• _Instruction_: Identify the lines bearing the string "Absorbed" and gather them.

[Data excerpts]
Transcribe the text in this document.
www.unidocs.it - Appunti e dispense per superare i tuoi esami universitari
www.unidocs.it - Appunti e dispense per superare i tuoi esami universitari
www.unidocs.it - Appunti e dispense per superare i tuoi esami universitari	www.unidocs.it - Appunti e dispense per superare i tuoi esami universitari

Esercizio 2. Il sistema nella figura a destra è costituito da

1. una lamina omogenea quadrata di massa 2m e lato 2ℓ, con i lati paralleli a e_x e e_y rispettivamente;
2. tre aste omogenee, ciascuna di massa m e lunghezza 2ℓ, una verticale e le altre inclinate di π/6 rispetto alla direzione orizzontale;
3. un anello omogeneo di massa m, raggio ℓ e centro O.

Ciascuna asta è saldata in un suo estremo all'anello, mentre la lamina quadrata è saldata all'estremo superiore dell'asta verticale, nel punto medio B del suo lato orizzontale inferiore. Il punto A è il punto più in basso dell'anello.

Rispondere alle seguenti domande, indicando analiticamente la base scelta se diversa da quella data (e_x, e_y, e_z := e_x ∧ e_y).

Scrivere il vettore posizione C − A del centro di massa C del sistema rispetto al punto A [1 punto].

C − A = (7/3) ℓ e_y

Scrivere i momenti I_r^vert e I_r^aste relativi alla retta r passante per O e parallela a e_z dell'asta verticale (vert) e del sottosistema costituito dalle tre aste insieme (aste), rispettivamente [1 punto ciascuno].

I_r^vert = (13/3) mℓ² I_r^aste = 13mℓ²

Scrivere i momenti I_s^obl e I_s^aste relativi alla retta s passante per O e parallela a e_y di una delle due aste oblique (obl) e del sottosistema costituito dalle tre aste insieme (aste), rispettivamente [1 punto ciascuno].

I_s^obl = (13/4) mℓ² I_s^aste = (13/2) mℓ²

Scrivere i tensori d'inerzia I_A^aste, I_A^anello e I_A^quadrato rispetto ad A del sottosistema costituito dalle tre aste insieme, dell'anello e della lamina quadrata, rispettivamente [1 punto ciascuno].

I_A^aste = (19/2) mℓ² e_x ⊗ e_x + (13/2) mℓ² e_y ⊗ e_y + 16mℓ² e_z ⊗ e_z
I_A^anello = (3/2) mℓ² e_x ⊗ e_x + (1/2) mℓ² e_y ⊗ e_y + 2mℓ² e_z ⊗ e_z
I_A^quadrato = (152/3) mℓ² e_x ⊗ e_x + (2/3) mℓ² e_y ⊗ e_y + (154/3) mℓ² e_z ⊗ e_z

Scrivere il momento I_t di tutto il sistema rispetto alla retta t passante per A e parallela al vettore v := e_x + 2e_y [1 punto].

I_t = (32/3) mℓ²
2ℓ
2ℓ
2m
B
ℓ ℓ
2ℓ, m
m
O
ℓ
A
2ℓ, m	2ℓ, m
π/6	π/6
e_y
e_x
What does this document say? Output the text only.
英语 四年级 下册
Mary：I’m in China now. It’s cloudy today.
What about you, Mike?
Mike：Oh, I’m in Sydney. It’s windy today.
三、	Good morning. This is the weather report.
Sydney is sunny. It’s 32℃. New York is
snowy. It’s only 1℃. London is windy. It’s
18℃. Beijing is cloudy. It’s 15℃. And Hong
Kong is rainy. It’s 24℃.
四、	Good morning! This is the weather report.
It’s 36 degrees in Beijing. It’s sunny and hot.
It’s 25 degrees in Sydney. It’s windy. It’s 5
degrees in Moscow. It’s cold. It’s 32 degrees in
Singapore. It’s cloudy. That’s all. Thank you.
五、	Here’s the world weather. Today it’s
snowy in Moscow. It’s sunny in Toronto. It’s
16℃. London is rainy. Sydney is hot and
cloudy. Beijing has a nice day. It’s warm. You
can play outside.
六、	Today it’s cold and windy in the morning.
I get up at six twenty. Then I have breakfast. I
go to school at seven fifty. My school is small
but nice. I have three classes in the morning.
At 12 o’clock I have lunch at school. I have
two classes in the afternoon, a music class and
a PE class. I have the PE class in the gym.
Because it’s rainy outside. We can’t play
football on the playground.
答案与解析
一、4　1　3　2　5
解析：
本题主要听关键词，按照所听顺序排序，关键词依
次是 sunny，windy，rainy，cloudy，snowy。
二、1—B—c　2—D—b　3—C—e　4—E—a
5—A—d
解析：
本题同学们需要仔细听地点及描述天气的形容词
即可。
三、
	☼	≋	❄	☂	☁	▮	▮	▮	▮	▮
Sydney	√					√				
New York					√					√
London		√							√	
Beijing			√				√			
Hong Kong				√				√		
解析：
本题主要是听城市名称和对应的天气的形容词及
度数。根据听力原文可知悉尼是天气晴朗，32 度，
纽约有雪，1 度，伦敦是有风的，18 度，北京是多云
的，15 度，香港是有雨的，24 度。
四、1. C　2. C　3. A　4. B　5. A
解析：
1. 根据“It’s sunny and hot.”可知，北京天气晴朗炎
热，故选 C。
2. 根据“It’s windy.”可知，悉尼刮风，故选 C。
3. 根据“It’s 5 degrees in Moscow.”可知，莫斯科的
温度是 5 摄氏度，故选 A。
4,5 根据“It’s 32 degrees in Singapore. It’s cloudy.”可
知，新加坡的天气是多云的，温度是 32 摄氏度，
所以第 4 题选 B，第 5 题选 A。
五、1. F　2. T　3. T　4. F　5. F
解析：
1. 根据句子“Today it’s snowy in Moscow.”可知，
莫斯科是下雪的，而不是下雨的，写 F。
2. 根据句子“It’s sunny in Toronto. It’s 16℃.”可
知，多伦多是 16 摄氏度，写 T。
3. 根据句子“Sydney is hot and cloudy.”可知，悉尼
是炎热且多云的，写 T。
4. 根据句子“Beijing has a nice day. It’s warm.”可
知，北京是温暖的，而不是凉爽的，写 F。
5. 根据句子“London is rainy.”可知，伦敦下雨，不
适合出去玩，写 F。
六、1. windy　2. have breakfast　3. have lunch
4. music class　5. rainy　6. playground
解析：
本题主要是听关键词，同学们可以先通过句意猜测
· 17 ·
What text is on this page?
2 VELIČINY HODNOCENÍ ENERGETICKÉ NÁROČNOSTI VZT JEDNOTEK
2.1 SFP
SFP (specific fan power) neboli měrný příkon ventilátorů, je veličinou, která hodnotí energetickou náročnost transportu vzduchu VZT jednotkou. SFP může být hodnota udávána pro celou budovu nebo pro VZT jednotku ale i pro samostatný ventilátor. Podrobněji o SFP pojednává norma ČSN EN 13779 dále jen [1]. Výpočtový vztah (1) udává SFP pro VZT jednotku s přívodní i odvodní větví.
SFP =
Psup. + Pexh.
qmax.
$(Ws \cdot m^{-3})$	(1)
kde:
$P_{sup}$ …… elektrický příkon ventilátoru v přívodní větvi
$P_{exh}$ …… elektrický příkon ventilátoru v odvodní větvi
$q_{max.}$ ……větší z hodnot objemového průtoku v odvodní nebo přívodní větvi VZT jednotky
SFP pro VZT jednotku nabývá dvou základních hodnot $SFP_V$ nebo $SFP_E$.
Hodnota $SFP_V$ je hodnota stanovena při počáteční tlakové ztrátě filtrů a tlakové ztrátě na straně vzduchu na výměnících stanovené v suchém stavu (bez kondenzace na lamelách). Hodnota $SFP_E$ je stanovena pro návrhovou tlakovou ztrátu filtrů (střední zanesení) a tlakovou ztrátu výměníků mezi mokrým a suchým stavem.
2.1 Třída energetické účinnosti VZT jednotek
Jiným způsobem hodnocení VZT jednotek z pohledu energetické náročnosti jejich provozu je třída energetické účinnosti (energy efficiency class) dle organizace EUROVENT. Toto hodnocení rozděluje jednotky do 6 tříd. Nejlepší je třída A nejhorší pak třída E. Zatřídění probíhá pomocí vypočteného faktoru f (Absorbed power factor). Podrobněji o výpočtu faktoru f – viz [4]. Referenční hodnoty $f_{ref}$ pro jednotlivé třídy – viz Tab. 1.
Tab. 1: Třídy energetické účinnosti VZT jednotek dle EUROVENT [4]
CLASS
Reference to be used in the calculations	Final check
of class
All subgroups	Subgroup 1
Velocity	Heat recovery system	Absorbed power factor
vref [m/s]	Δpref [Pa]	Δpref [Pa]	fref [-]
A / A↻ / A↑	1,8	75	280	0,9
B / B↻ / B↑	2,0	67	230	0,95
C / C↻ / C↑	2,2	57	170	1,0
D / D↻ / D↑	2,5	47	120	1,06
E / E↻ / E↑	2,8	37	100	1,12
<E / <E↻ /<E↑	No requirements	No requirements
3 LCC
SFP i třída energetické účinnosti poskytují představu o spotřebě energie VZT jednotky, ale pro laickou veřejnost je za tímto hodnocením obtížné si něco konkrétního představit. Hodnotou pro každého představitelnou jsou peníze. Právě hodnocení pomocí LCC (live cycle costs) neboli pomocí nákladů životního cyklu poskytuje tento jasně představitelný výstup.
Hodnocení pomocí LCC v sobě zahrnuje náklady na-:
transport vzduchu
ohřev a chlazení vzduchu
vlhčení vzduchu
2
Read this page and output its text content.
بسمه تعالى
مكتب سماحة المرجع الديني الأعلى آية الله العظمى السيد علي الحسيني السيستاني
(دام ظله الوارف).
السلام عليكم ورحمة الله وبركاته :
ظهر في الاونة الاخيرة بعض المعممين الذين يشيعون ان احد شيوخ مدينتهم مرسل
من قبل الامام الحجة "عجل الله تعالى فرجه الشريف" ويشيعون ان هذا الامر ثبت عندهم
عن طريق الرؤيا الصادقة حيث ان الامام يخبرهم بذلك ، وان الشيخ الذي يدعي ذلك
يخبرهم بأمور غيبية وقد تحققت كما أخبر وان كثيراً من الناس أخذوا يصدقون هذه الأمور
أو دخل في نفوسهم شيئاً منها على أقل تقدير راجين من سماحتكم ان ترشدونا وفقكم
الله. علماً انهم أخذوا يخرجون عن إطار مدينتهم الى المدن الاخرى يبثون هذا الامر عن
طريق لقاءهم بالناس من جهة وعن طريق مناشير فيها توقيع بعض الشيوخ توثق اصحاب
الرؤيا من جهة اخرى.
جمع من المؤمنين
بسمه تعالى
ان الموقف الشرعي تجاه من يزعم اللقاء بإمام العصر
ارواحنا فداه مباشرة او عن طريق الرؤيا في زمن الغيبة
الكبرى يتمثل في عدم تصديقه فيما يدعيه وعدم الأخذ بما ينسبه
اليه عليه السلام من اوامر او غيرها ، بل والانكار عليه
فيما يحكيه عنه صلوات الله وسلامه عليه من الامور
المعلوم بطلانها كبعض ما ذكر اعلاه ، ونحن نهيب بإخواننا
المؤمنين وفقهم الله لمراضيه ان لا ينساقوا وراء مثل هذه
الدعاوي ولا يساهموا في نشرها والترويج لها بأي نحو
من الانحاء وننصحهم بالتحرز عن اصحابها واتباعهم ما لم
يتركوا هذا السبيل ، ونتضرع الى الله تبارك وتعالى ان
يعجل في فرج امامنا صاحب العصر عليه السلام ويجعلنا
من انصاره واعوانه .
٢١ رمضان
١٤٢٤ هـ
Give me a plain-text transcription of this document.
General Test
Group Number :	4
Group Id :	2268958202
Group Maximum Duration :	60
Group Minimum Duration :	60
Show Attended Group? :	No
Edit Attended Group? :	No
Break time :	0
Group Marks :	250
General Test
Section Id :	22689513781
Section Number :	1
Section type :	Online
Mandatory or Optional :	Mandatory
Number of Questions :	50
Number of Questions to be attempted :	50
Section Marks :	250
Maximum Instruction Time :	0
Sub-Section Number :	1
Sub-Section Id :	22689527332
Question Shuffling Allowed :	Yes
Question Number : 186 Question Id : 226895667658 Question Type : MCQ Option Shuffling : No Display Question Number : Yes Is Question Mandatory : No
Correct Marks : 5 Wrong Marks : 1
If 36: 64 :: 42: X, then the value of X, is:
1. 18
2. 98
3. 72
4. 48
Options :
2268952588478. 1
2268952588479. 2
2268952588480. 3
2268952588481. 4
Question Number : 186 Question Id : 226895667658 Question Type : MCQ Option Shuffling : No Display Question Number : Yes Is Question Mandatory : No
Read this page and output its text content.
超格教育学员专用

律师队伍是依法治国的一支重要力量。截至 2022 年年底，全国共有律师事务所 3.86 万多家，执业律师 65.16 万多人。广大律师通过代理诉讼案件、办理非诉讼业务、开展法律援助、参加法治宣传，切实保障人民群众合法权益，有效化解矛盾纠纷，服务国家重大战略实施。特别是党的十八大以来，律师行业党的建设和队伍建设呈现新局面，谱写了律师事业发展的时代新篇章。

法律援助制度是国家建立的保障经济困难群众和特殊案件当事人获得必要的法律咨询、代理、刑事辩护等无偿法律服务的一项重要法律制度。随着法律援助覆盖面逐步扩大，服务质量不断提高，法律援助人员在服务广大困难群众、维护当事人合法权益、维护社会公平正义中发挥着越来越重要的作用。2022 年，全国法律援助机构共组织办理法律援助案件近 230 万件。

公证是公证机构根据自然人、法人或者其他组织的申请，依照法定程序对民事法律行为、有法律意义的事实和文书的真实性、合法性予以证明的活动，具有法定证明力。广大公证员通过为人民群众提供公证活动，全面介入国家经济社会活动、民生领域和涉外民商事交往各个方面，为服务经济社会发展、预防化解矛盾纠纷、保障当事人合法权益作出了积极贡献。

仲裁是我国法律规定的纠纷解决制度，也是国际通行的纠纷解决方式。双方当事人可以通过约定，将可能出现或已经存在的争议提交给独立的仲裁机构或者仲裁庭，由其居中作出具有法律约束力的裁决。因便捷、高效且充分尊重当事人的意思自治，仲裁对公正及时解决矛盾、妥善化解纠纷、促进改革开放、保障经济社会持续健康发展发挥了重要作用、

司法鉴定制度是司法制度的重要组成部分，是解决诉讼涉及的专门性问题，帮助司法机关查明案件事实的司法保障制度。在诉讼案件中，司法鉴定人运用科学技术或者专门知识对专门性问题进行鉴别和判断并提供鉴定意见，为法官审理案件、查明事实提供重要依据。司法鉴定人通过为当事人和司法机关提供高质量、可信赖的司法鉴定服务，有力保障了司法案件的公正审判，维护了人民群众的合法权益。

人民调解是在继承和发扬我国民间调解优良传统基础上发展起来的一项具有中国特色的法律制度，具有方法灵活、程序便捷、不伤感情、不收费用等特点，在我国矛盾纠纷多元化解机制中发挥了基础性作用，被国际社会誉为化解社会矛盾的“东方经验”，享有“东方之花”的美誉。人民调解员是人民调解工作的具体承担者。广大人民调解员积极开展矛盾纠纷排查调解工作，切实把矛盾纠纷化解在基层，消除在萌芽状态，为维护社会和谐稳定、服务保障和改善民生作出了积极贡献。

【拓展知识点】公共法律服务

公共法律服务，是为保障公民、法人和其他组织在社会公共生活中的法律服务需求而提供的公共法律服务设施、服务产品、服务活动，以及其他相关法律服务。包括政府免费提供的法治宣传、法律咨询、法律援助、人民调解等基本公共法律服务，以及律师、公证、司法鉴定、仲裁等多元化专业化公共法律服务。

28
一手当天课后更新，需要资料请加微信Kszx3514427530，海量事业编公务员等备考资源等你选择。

• _Output for this exercise_:
Jiným způsobem hodnocení VZT jednotek z pohledu energetické náročnosti jejich provozu je třída energetické účinnosti (energy efficiency class) dle organizace EUROVENT. Toto hodnocení rozděluje jednotky do 6 tříd. Nejlepší je třída A nejhorší pak třída E. Zatřídění probíhá pomocí vypočteného faktoru f (Absorbed power factor). Podrobněji o výpočtu faktoru f – viz [4]. Referenční hodnoty $f_{ref}$ pro jednotlivé třídy – viz Tab. 1.
Velocity	Heat recovery system	Absorbed power factor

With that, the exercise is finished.